[START Data for the task]

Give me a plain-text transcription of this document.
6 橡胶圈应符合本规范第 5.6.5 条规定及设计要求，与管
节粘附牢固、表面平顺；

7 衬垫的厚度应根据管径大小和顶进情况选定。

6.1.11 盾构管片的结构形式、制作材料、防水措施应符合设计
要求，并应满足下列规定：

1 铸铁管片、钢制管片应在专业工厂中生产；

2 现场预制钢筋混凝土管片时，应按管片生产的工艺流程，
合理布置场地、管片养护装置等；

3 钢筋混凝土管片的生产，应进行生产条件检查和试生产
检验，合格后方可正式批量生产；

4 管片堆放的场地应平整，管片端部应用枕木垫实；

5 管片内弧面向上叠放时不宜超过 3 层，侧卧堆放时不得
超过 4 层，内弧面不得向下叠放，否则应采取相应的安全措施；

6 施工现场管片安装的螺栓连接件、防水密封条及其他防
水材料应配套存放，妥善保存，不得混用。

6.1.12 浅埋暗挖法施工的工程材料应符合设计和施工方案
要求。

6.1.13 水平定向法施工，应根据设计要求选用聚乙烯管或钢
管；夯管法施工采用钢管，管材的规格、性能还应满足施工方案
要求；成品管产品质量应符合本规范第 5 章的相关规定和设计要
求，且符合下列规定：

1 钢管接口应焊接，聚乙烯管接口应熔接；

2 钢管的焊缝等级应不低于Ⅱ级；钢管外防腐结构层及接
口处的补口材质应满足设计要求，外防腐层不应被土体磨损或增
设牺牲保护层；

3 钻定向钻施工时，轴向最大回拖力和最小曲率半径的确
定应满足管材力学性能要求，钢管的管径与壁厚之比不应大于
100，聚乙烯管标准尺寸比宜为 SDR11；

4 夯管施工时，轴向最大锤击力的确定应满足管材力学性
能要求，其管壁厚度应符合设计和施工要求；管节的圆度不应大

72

[END Data for the task]

Short problem:
Your task is to retype all the records above with nothing left out.

Problem solution:
Give me a plain-text transcription of this document.
6 橡胶圈应符合本规范第 5.6.5 条规定及设计要求，与管
节粘附牢固、表面平顺；

7 衬垫的厚度应根据管径大小和顶进情况选定。

6.1.11 盾构管片的结构形式、制作材料、防水措施应符合设计
要求，并应满足下列规定：

1 铸铁管片、钢制管片应在专业工厂中生产；

2 现场预制钢筋混凝土管片时，应按管片生产的工艺流程，
合理布置场地、管片养护装置等；

3 钢筋混凝土管片的生产，应进行生产条件检查和试生产
检验，合格后方可正式批量生产；

4 管片堆放的场地应平整，管片端部应用枕木垫实；

5 管片内弧面向上叠放时不宜超过 3 层，侧卧堆放时不得
超过 4 层，内弧面不得向下叠放，否则应采取相应的安全措施；

6 施工现场管片安装的螺栓连接件、防水密封条及其他防
水材料应配套存放，妥善保存，不得混用。

6.1.12 浅埋暗挖法施工的工程材料应符合设计和施工方案
要求。

6.1.13 水平定向法施工，应根据设计要求选用聚乙烯管或钢
管；夯管法施工采用钢管，管材的规格、性能还应满足施工方案
要求；成品管产品质量应符合本规范第 5 章的相关规定和设计要
求，且符合下列规定：

1 钢管接口应焊接，聚乙烯管接口应熔接；

2 钢管的焊缝等级应不低于Ⅱ级；钢管外防腐结构层及接
口处的补口材质应满足设计要求，外防腐层不应被土体磨损或增
设牺牲保护层；

3 钻定向钻施工时，轴向最大回拖力和最小曲率半径的确
定应满足管材力学性能要求，钢管的管径与壁厚之比不应大于
100，聚乙烯管标准尺寸比宜为 SDR11；

4 夯管施工时，轴向最大锤击力的确定应满足管材力学性
能要求，其管壁厚度应符合设计和施工要求；管节的圆度不应大

72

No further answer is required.